→ **Description of the task**:
Figure out how many lines of the material below contain the word "Passenger". Answer with the number only.
"""
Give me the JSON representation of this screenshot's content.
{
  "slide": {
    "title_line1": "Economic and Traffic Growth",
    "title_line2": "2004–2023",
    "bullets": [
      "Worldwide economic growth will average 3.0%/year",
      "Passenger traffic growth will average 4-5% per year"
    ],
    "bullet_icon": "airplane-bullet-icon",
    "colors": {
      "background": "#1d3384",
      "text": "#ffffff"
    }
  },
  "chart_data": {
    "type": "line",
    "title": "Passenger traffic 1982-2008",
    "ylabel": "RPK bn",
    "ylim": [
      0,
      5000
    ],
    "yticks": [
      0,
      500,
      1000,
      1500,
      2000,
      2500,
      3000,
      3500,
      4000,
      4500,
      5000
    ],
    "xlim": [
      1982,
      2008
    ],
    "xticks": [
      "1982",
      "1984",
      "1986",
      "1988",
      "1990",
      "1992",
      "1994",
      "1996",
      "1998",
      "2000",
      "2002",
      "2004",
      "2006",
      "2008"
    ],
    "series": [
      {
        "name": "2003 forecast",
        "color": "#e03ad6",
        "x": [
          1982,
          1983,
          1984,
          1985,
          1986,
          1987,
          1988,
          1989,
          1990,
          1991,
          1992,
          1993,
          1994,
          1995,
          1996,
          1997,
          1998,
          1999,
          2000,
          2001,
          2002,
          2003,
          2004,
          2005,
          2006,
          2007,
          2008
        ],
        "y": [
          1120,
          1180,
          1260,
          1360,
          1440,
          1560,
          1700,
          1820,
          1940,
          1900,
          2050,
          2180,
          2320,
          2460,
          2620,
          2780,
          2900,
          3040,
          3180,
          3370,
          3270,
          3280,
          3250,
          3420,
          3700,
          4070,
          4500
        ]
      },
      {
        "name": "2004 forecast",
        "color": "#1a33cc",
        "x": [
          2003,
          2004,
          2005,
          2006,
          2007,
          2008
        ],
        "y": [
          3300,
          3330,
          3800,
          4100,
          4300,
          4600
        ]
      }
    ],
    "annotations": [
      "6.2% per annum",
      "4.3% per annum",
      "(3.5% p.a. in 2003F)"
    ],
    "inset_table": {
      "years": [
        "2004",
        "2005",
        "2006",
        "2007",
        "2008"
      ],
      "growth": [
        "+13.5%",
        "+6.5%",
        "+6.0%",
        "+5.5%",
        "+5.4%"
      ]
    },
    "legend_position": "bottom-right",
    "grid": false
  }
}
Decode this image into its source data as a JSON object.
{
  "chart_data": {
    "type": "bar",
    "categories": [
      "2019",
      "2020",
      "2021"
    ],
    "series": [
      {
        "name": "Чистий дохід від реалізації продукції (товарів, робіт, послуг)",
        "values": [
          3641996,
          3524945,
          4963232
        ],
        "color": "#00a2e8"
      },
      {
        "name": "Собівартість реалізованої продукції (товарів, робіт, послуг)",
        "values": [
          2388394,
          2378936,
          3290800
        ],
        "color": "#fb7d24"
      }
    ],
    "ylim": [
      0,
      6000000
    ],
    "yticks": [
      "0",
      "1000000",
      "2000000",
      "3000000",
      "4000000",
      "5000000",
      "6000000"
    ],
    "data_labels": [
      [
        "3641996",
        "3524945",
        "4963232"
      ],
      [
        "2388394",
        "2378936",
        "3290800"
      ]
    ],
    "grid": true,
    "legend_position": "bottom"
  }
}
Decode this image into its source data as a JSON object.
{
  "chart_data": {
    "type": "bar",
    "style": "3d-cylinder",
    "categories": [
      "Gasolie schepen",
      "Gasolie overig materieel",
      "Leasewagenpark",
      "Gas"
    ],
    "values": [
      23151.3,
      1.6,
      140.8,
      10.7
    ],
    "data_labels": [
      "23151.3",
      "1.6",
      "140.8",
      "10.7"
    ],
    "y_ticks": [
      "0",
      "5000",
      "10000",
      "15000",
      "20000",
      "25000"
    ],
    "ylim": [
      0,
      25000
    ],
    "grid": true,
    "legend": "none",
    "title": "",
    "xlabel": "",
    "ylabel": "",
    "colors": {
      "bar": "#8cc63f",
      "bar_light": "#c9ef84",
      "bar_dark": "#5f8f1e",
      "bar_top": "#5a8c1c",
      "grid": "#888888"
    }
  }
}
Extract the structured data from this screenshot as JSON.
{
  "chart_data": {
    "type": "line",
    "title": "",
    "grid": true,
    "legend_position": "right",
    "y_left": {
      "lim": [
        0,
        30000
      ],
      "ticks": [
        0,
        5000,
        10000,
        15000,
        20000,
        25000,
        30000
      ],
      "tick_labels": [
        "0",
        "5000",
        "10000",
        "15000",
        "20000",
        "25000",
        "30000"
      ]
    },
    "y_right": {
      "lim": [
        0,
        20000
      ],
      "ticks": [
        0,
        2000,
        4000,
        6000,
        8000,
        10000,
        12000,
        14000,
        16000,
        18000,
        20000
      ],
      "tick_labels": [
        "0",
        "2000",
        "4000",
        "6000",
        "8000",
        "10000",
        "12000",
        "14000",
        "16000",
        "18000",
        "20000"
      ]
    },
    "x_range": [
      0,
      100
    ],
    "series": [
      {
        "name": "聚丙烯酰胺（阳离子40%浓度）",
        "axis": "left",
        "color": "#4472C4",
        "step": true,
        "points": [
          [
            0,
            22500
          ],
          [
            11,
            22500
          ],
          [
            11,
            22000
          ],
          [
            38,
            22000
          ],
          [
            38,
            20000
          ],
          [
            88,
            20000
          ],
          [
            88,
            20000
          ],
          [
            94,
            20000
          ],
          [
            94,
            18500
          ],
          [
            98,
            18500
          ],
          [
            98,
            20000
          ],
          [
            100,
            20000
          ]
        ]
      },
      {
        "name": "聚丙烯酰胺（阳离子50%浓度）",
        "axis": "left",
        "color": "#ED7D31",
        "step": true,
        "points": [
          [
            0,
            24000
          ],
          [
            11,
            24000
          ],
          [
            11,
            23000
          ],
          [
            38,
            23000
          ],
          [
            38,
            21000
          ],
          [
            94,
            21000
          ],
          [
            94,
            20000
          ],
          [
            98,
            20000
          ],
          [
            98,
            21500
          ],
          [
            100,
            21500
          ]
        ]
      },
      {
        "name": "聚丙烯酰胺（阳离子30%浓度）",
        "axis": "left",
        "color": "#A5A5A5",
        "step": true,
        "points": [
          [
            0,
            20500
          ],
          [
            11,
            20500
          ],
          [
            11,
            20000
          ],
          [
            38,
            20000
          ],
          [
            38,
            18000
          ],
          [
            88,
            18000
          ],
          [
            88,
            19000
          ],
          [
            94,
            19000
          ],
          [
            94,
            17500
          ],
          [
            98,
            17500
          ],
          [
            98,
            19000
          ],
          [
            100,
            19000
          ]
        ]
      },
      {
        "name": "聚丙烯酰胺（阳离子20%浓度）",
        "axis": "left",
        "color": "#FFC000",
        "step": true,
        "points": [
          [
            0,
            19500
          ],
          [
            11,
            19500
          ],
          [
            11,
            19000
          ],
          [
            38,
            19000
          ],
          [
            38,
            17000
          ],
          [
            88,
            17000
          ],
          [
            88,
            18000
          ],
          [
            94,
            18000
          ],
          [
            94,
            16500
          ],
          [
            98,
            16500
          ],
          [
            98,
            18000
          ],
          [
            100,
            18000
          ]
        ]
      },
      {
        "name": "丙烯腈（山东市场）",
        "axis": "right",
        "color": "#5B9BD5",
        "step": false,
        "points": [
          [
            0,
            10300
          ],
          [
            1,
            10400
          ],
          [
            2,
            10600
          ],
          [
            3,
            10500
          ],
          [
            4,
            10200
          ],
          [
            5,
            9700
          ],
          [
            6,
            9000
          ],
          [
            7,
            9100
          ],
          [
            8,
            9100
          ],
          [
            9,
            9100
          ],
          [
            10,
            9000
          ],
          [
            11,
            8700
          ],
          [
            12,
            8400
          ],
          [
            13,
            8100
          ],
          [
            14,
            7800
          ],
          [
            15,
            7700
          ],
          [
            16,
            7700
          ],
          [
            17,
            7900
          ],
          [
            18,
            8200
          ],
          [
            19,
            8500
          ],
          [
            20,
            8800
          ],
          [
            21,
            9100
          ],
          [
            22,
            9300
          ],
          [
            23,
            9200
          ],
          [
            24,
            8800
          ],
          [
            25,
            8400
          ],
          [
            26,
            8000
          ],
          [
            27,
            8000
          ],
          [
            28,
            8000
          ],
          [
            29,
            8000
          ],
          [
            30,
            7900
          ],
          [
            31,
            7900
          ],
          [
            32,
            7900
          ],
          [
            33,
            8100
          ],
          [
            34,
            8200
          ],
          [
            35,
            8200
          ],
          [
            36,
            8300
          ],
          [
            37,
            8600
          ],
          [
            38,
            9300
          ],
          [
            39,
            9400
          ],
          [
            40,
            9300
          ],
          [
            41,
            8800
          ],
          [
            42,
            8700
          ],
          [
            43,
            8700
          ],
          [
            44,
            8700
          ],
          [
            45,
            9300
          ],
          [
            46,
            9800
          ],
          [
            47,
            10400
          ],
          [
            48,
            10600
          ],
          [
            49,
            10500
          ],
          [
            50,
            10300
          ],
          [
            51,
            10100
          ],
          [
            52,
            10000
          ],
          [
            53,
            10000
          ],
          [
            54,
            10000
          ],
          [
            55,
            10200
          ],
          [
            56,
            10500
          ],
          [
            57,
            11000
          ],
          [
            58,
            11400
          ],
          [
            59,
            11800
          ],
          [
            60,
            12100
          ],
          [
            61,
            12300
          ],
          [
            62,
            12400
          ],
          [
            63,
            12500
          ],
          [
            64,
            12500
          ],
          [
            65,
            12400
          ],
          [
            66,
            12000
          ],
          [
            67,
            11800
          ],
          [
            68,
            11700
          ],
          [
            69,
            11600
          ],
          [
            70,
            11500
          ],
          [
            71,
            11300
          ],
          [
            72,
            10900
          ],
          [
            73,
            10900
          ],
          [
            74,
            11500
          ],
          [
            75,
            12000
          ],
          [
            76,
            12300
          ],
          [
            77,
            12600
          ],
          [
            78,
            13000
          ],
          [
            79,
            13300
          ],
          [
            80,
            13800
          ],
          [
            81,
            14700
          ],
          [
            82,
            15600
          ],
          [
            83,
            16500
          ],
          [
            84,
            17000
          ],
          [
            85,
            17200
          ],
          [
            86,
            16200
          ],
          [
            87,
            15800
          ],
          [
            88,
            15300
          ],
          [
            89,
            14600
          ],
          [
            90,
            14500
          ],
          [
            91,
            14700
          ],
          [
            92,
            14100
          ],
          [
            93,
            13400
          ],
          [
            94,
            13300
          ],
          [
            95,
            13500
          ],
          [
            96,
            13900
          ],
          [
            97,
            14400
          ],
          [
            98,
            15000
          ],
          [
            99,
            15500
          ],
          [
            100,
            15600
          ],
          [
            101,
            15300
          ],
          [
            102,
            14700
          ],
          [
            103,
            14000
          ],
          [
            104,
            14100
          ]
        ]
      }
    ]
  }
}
"""
→ **Final answer**:
2